### PROBLEM DETAILS
Identify each line in the records below that contains the word "гласных", and copy it.

### MATERIAL FOR THIS EXERCISE

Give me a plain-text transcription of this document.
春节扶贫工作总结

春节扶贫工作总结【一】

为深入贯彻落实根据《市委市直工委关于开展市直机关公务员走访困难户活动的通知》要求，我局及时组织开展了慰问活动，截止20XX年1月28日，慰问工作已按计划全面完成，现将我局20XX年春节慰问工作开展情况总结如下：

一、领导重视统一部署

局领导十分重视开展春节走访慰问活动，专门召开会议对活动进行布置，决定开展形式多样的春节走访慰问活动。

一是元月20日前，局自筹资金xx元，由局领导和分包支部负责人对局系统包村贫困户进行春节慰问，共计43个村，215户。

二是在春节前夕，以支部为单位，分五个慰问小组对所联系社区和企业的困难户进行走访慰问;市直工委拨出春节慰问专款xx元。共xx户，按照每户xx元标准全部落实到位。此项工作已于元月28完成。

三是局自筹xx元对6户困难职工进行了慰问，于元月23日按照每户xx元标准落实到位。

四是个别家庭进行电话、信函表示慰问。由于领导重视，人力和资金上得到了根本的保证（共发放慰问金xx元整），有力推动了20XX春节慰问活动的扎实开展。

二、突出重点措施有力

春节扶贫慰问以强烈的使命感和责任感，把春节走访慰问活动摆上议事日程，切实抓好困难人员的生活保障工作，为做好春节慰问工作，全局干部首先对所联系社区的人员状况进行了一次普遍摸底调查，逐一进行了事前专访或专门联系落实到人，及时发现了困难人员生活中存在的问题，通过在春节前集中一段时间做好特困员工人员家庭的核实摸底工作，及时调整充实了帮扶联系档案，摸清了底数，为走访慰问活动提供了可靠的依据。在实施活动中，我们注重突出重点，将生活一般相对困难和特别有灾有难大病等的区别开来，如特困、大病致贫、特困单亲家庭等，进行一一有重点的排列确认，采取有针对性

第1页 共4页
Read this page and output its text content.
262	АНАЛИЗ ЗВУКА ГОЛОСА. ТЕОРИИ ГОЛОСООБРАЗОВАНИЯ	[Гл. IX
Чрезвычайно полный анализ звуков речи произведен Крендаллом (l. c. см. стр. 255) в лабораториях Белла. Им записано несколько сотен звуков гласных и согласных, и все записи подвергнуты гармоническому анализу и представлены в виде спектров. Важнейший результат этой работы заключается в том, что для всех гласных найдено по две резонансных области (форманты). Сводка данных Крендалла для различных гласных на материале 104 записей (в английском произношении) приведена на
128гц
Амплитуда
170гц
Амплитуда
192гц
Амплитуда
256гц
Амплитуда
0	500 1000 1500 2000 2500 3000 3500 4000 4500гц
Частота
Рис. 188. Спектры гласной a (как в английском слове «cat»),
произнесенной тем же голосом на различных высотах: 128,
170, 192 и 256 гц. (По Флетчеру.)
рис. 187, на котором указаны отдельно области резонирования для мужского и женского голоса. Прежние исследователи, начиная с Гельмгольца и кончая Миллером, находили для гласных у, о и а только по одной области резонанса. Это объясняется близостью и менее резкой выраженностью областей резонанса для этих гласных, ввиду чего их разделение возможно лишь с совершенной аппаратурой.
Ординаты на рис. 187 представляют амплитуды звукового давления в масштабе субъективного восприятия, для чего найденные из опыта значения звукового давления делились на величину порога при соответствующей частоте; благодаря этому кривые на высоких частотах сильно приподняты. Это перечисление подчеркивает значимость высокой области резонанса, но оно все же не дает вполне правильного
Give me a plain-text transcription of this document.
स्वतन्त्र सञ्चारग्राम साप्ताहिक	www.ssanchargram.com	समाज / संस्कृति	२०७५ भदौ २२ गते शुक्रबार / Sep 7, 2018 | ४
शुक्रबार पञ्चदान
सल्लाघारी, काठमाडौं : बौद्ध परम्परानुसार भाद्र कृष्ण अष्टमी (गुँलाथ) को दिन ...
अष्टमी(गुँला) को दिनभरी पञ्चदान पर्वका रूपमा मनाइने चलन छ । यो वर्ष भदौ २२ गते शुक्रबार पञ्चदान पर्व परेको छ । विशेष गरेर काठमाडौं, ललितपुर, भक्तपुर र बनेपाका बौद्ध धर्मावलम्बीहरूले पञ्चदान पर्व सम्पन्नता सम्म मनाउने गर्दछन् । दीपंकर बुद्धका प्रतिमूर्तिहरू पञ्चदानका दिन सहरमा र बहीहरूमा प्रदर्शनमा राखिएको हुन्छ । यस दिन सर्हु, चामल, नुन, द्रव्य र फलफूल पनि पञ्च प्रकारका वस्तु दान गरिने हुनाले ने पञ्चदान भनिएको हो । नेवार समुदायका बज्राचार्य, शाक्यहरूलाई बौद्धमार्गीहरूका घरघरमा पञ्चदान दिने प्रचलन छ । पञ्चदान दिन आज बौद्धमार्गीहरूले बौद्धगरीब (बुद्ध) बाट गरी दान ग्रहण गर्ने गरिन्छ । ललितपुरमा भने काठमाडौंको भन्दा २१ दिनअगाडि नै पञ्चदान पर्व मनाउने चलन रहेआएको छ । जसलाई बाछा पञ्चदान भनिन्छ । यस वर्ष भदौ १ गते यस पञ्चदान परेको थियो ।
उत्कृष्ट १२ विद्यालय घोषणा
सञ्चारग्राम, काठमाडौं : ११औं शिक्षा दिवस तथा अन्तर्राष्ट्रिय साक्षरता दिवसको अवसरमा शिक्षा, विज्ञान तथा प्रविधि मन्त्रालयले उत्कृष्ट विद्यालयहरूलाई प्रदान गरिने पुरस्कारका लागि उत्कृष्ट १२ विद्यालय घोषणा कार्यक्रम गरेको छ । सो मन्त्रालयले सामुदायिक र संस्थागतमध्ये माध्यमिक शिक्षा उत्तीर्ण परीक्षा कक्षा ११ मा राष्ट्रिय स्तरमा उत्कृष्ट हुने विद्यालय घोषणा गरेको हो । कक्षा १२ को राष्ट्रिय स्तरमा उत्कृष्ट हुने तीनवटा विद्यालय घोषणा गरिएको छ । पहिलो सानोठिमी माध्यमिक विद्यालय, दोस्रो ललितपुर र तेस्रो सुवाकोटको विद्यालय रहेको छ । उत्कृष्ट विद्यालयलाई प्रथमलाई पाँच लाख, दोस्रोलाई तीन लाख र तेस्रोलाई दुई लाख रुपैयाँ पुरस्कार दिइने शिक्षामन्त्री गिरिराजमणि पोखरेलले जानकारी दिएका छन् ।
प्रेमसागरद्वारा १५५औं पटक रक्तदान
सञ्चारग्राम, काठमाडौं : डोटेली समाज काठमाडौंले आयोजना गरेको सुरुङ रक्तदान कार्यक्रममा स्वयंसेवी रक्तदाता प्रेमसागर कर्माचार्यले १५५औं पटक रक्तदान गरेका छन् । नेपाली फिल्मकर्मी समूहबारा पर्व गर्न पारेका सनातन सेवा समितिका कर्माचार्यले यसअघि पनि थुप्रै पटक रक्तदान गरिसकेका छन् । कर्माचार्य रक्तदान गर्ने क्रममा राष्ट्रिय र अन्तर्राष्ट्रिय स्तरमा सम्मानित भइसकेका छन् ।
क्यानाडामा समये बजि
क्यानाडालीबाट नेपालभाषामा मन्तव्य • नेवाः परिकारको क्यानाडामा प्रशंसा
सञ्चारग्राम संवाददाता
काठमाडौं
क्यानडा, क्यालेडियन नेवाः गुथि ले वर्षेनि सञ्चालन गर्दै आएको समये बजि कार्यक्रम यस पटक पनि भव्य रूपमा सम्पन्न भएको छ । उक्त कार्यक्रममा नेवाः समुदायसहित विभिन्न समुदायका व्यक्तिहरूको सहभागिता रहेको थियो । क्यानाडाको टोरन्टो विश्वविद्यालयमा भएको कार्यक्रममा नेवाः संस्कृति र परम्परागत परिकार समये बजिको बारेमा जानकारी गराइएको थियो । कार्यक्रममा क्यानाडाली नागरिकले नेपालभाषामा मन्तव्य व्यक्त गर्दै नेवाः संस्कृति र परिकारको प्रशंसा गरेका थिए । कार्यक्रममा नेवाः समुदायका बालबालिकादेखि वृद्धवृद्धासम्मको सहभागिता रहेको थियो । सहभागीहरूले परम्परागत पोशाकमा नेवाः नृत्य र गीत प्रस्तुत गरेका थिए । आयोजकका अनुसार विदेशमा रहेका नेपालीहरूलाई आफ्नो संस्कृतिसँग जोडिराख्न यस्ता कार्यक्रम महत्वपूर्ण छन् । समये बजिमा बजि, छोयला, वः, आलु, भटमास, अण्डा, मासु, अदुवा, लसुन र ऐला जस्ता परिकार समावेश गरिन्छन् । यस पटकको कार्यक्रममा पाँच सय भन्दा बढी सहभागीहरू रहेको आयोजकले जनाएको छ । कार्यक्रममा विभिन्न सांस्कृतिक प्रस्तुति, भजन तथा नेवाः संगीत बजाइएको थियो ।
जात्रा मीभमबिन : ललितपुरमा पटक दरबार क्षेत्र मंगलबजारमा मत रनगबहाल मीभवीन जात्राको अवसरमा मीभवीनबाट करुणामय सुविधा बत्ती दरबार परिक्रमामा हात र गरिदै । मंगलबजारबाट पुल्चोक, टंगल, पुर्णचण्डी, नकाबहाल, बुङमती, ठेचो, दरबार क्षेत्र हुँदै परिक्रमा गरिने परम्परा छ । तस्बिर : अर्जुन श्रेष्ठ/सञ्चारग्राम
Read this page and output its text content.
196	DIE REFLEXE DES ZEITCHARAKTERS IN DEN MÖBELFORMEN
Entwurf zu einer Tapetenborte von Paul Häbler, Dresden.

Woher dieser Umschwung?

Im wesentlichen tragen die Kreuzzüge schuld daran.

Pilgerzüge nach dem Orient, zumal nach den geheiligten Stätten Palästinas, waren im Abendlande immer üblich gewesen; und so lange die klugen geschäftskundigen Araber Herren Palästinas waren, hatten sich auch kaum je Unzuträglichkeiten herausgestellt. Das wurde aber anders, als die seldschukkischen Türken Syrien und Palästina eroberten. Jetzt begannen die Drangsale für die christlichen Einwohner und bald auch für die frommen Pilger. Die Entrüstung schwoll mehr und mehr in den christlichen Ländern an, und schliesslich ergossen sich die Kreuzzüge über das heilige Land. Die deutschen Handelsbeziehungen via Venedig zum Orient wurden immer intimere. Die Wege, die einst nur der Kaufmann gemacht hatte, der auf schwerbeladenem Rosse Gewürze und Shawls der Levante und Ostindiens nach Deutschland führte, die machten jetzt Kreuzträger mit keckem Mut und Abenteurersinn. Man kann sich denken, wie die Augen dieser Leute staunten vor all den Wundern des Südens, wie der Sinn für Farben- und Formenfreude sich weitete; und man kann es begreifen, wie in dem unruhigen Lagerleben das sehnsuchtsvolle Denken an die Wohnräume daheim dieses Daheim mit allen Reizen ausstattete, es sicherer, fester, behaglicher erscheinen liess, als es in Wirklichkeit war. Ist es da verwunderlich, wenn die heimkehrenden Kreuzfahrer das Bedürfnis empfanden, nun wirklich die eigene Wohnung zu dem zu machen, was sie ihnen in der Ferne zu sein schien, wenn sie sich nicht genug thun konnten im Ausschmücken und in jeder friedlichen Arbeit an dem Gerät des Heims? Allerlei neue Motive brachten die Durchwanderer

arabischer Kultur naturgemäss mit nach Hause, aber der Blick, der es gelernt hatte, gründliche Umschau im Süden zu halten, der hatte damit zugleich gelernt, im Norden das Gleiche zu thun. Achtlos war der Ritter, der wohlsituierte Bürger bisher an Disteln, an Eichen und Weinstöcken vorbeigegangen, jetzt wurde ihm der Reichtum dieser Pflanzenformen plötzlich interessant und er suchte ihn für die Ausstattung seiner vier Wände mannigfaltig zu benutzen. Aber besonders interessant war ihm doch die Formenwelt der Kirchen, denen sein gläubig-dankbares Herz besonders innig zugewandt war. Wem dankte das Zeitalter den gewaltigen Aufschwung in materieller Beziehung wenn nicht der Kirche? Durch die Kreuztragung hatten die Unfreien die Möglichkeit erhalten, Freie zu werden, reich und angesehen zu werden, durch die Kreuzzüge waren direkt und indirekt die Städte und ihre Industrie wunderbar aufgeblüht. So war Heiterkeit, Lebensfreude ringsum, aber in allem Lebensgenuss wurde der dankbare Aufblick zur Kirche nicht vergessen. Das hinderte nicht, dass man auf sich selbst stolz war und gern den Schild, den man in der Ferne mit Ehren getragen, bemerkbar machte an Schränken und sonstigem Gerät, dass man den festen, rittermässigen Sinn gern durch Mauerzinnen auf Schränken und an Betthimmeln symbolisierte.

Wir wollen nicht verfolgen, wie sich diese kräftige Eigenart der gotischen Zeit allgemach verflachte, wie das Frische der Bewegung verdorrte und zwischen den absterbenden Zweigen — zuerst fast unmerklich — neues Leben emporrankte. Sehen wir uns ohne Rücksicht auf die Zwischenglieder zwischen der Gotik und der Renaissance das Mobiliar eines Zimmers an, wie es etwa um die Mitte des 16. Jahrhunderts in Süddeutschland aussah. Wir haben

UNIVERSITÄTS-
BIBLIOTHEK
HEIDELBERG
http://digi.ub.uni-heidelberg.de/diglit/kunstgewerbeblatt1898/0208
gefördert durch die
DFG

### CORRECT OUTPUT
Чрезвычайно полный анализ звуков речи произведен Крендаллом (l. c. см. стр. 255) в лабораториях Белла. Им записано несколько сотен звуков гласных и согласных, и все записи подвергнуты гармоническому анализу и представлены в виде спектров. Важнейший результат этой работы заключается в том, что для всех гласных найдено по две резонансных области (форманты). Сводка данных Крендалла для различных гласных на материале 104 записей (в английском произношении) приведена на
рис. 187, на котором указаны отдельно области резонирования для мужского и женского голоса. Прежние исследователи, начиная с Гельмгольца и кончая Миллером, находили для гласных у, о и а только по одной области резонанса. Это объясняется близостью и менее резкой выраженностью областей резонанса для этих гласных, ввиду чего их разделение возможно лишь с совершенной аппаратурой.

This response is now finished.